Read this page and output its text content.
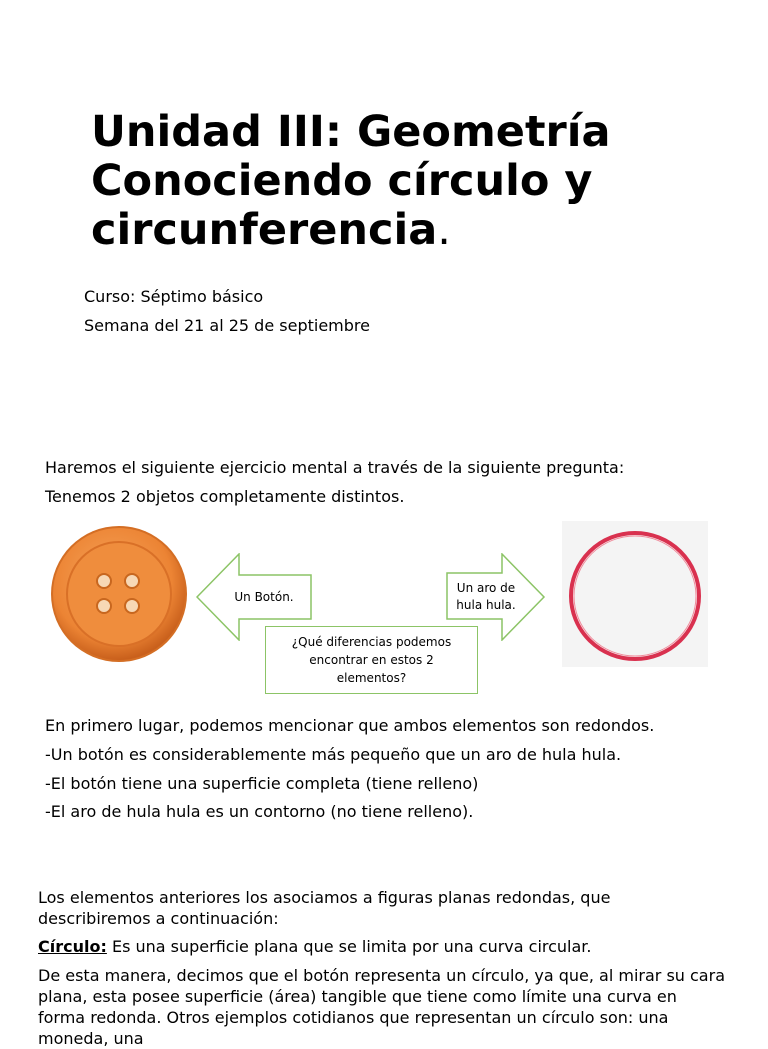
Unidad III: Geometría
Conociendo círculo y
circunferencia.
Curso: Séptimo básico
Semana del 21 al 25 de septiembre
Haremos el siguiente ejercicio mental a través de la siguiente pregunta:
Tenemos 2 objetos completamente distintos.
Un Botón.
Un aro de
hula hula.
¿Qué diferencias podemos encontrar en estos 2 elementos?
En primero lugar, podemos mencionar que ambos elementos son redondos.
-Un botón es considerablemente más pequeño que un aro de hula hula.
-El botón tiene una superficie completa (tiene relleno)
-El aro de hula hula es un contorno (no tiene relleno).
Los elementos anteriores los asociamos a figuras planas redondas, que describiremos a continuación:
Círculo: Es una superficie plana que se limita por una curva circular.
De esta manera, decimos que el botón representa un círculo, ya que, al mirar su cara plana, esta posee superficie (área) tangible que tiene como límite una curva en forma redonda. Otros ejemplos cotidianos que representan un círculo son: una moneda, una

☆ ☆ ☆ ☆

Return the number of lines that include the word "podemos", and nothing else.

2